EXERCISE GOAL:
Word-for-word transcription is needed for all of the entries.

SUPPLIED ENTRIES:
────────

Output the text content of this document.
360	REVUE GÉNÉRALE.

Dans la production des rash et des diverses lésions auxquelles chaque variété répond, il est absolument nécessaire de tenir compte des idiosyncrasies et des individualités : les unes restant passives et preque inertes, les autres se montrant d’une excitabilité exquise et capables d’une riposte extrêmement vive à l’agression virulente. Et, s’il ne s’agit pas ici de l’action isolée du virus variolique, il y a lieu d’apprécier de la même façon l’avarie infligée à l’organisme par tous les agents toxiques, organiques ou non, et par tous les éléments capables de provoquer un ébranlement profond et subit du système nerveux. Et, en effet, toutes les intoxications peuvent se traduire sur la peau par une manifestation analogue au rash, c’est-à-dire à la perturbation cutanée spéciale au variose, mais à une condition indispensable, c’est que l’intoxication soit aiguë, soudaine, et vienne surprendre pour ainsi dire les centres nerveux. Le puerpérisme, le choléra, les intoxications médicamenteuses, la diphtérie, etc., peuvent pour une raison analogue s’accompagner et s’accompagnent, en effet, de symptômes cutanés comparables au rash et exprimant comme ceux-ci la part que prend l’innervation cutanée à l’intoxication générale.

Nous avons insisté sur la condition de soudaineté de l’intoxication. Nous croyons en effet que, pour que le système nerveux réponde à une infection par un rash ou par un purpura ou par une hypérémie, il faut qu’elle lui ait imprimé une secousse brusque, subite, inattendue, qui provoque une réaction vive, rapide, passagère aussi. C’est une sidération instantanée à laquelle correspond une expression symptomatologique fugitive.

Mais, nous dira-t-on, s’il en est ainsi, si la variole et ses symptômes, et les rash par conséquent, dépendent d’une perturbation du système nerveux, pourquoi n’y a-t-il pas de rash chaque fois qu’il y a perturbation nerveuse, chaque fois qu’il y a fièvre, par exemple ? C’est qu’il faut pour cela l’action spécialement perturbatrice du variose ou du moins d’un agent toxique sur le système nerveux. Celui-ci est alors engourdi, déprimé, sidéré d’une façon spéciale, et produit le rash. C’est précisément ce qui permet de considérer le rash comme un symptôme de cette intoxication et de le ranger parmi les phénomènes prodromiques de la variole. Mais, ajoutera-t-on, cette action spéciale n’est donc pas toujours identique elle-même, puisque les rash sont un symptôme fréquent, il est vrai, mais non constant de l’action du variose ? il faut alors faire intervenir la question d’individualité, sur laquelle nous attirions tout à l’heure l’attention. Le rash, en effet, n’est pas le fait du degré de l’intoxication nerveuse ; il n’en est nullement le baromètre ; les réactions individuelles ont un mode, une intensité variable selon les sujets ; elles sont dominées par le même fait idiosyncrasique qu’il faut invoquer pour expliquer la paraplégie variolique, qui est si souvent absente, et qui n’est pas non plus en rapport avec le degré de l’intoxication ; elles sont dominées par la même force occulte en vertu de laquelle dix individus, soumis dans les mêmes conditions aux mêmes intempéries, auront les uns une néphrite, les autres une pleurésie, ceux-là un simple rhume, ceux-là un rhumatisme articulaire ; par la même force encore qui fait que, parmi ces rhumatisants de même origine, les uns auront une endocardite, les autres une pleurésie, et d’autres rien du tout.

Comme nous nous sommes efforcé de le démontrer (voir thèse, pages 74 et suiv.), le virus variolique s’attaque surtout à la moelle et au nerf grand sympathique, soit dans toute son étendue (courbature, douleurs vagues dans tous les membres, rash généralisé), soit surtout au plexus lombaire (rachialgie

────────

WRITTEN RESPONSE:
Output the text content of this document.
360	REVUE GÉNÉRALE.

Dans la production des rash et des diverses lésions auxquelles chaque variété répond, il est absolument nécessaire de tenir compte des idiosyncrasies et des individualités : les unes restant passives et preque inertes, les autres se montrant d’une excitabilité exquise et capables d’une riposte extrêmement vive à l’agression virulente. Et, s’il ne s’agit pas ici de l’action isolée du virus variolique, il y a lieu d’apprécier de la même façon l’avarie infligée à l’organisme par tous les agents toxiques, organiques ou non, et par tous les éléments capables de provoquer un ébranlement profond et subit du système nerveux. Et, en effet, toutes les intoxications peuvent se traduire sur la peau par une manifestation analogue au rash, c’est-à-dire à la perturbation cutanée spéciale au variose, mais à une condition indispensable, c’est que l’intoxication soit aiguë, soudaine, et vienne surprendre pour ainsi dire les centres nerveux. Le puerpérisme, le choléra, les intoxications médicamenteuses, la diphtérie, etc., peuvent pour une raison analogue s’accompagner et s’accompagnent, en effet, de symptômes cutanés comparables au rash et exprimant comme ceux-ci la part que prend l’innervation cutanée à l’intoxication générale.

Nous avons insisté sur la condition de soudaineté de l’intoxication. Nous croyons en effet que, pour que le système nerveux réponde à une infection par un rash ou par un purpura ou par une hypérémie, il faut qu’elle lui ait imprimé une secousse brusque, subite, inattendue, qui provoque une réaction vive, rapide, passagère aussi. C’est une sidération instantanée à laquelle correspond une expression symptomatologique fugitive.

Mais, nous dira-t-on, s’il en est ainsi, si la variole et ses symptômes, et les rash par conséquent, dépendent d’une perturbation du système nerveux, pourquoi n’y a-t-il pas de rash chaque fois qu’il y a perturbation nerveuse, chaque fois qu’il y a fièvre, par exemple ? C’est qu’il faut pour cela l’action spécialement perturbatrice du variose ou du moins d’un agent toxique sur le système nerveux. Celui-ci est alors engourdi, déprimé, sidéré d’une façon spéciale, et produit le rash. C’est précisément ce qui permet de considérer le rash comme un symptôme de cette intoxication et de le ranger parmi les phénomènes prodromiques de la variole. Mais, ajoutera-t-on, cette action spéciale n’est donc pas toujours identique elle-même, puisque les rash sont un symptôme fréquent, il est vrai, mais non constant de l’action du variose ? il faut alors faire intervenir la question d’individualité, sur laquelle nous attirions tout à l’heure l’attention. Le rash, en effet, n’est pas le fait du degré de l’intoxication nerveuse ; il n’en est nullement le baromètre ; les réactions individuelles ont un mode, une intensité variable selon les sujets ; elles sont dominées par le même fait idiosyncrasique qu’il faut invoquer pour expliquer la paraplégie variolique, qui est si souvent absente, et qui n’est pas non plus en rapport avec le degré de l’intoxication ; elles sont dominées par la même force occulte en vertu de laquelle dix individus, soumis dans les mêmes conditions aux mêmes intempéries, auront les uns une néphrite, les autres une pleurésie, ceux-là un simple rhume, ceux-là un rhumatisme articulaire ; par la même force encore qui fait que, parmi ces rhumatisants de même origine, les uns auront une endocardite, les autres une pleurésie, et d’autres rien du tout.

Comme nous nous sommes efforcé de le démontrer (voir thèse, pages 74 et suiv.), le virus variolique s’attaque surtout à la moelle et au nerf grand sympathique, soit dans toute son étendue (courbature, douleurs vagues dans tous les membres, rash généralisé), soit surtout au plexus lombaire (rachialgie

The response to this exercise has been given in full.